*** SUPPLIED DATA ***

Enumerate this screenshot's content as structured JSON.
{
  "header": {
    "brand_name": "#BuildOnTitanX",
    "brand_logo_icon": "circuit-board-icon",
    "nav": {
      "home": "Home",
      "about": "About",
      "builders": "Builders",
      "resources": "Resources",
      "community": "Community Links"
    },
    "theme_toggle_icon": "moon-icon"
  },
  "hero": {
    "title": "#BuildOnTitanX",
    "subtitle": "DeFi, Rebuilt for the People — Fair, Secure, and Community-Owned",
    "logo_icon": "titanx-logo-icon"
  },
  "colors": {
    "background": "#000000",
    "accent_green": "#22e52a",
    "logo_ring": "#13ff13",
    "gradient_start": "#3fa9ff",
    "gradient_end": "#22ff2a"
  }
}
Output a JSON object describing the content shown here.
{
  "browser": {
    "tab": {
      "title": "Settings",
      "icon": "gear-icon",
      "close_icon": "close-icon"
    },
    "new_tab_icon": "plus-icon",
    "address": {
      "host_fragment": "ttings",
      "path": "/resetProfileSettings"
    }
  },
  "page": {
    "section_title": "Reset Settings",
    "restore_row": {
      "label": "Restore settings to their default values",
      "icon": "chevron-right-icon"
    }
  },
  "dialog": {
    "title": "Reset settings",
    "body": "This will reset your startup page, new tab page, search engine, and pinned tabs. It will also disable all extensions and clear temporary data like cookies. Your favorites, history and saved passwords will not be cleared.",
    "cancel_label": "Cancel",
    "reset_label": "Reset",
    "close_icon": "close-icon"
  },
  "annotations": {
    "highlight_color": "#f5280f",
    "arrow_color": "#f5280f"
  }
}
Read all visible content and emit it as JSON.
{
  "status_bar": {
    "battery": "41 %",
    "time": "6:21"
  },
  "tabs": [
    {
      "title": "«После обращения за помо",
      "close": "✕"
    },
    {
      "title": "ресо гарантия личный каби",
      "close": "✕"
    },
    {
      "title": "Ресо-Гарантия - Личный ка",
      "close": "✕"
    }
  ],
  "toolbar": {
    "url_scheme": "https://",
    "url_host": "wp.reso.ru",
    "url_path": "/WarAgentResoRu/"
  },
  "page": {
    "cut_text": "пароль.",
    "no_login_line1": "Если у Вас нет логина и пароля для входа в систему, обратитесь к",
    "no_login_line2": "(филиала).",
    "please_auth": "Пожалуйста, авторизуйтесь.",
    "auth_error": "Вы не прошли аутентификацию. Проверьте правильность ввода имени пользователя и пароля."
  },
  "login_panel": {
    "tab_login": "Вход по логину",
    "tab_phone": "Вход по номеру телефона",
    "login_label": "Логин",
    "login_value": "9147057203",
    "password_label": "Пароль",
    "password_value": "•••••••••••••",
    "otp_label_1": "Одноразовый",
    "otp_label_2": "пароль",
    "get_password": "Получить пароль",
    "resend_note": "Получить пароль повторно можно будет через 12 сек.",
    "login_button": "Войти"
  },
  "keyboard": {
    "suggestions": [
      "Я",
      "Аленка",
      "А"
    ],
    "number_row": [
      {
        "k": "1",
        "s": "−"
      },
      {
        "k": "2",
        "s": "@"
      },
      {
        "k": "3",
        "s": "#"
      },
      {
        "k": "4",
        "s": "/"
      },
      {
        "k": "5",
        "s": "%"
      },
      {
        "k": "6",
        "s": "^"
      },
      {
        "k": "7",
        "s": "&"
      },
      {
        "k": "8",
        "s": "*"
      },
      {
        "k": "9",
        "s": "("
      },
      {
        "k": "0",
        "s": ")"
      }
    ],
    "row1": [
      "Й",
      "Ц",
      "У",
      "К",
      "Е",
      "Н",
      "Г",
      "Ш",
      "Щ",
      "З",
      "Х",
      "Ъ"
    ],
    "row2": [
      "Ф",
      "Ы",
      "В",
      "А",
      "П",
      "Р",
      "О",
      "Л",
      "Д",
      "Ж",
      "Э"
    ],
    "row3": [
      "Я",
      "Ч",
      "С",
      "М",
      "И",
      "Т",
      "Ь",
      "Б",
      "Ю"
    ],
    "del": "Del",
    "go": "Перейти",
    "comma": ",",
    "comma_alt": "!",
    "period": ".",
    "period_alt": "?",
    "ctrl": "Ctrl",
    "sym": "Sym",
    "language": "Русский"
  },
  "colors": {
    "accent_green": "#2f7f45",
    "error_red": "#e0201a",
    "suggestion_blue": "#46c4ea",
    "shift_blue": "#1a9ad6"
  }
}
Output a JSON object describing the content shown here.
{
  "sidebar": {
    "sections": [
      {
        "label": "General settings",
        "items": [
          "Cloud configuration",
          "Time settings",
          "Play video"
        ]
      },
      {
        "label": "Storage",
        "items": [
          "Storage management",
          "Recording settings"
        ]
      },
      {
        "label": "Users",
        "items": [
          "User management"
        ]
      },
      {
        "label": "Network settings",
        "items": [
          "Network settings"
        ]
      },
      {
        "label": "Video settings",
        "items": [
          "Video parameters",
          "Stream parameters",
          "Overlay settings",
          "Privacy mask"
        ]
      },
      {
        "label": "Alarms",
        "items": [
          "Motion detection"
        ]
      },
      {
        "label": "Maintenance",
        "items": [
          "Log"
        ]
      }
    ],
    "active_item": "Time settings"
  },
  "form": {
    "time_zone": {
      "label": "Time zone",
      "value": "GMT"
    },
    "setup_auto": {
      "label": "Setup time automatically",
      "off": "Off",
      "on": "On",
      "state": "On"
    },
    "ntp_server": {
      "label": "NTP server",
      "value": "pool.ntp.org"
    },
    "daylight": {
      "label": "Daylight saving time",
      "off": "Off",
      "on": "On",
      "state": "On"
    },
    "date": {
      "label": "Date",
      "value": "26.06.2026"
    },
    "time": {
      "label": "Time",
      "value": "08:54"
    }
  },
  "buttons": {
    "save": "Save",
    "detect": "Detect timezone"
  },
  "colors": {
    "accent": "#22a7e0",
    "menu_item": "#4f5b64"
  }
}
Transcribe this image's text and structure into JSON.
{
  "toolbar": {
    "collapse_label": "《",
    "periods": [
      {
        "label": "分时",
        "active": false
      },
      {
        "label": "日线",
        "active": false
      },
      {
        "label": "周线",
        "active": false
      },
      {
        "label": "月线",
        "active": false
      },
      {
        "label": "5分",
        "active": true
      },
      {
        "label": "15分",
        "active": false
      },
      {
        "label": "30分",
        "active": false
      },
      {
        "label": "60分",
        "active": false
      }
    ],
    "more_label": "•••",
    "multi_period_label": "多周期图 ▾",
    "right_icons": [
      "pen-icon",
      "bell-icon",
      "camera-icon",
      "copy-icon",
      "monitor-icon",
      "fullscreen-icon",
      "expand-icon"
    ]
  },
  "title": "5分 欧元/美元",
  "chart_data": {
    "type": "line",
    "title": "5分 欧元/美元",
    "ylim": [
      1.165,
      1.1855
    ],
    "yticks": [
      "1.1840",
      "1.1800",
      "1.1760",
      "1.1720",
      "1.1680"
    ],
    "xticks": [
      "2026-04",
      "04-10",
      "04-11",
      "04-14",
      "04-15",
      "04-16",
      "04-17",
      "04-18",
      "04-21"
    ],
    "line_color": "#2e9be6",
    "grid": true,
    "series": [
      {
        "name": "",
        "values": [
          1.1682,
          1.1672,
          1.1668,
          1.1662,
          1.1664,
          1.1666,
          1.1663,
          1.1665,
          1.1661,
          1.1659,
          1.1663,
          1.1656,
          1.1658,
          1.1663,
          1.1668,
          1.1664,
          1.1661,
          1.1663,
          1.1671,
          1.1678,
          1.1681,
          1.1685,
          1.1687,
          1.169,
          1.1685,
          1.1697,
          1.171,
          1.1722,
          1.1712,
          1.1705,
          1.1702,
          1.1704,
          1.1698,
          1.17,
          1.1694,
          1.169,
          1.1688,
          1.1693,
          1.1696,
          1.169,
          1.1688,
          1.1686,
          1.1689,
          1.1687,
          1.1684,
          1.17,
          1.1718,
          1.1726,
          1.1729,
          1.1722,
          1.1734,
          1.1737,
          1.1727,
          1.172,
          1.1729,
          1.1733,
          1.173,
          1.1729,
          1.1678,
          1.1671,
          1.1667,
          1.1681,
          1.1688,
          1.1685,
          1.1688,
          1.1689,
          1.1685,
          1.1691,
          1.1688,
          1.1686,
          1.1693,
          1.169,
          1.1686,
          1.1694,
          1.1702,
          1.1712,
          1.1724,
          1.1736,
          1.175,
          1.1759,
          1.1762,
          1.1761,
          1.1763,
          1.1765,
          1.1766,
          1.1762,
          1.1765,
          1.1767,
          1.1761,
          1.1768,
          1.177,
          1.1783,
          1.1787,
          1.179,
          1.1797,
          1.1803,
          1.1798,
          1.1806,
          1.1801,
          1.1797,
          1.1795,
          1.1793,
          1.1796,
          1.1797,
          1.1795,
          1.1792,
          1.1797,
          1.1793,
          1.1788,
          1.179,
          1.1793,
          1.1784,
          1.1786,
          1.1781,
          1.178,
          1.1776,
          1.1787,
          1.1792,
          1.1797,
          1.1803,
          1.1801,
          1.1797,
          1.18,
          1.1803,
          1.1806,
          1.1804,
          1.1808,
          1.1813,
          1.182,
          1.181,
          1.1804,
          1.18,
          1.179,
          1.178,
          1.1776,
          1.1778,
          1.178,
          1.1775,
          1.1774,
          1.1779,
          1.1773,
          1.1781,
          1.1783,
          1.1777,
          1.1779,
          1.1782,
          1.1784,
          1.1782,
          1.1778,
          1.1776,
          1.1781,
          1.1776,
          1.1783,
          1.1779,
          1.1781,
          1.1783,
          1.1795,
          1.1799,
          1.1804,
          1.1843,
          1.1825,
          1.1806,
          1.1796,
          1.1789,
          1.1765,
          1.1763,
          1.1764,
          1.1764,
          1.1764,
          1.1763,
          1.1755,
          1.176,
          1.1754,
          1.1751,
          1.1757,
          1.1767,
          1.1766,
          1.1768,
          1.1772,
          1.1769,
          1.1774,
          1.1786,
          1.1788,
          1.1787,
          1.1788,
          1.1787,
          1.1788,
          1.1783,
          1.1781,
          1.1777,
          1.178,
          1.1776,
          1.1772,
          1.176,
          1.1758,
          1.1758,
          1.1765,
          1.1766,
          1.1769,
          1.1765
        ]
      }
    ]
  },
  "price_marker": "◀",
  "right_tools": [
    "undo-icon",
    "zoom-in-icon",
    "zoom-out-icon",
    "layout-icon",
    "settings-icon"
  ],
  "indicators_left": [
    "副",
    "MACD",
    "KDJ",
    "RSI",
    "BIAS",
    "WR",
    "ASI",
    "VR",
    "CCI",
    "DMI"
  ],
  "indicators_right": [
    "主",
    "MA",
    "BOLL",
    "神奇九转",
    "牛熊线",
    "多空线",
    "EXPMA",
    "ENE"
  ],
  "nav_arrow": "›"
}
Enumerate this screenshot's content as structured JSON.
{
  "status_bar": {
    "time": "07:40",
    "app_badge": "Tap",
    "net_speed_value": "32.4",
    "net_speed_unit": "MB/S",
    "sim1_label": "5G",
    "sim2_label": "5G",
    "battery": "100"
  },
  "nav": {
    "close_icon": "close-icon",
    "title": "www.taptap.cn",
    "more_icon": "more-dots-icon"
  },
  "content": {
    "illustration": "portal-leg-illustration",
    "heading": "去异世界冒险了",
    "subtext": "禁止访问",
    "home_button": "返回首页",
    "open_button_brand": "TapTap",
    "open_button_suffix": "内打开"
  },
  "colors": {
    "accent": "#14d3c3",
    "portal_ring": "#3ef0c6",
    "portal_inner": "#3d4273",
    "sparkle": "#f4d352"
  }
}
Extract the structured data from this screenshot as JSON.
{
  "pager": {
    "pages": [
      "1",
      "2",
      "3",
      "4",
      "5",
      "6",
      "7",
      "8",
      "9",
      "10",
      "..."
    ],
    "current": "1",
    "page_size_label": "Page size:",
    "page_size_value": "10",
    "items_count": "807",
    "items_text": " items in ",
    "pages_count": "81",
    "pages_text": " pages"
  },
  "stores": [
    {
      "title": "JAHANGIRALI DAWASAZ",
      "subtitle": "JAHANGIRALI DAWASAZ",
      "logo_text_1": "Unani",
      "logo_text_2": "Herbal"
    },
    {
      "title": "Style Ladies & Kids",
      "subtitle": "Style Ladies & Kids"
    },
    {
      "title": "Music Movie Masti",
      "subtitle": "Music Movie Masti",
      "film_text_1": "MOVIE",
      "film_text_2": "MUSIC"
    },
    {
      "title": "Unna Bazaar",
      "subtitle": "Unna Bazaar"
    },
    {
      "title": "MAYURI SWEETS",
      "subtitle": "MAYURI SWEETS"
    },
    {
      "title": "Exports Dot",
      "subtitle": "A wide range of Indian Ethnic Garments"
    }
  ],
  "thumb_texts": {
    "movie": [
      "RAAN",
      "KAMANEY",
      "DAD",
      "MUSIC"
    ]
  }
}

***

## EXERCISE OBJECTIVE
Report how many lines of the listing hold the string "Получить", giving only the number.

## SOLUTION TO THIS PROBLEM
2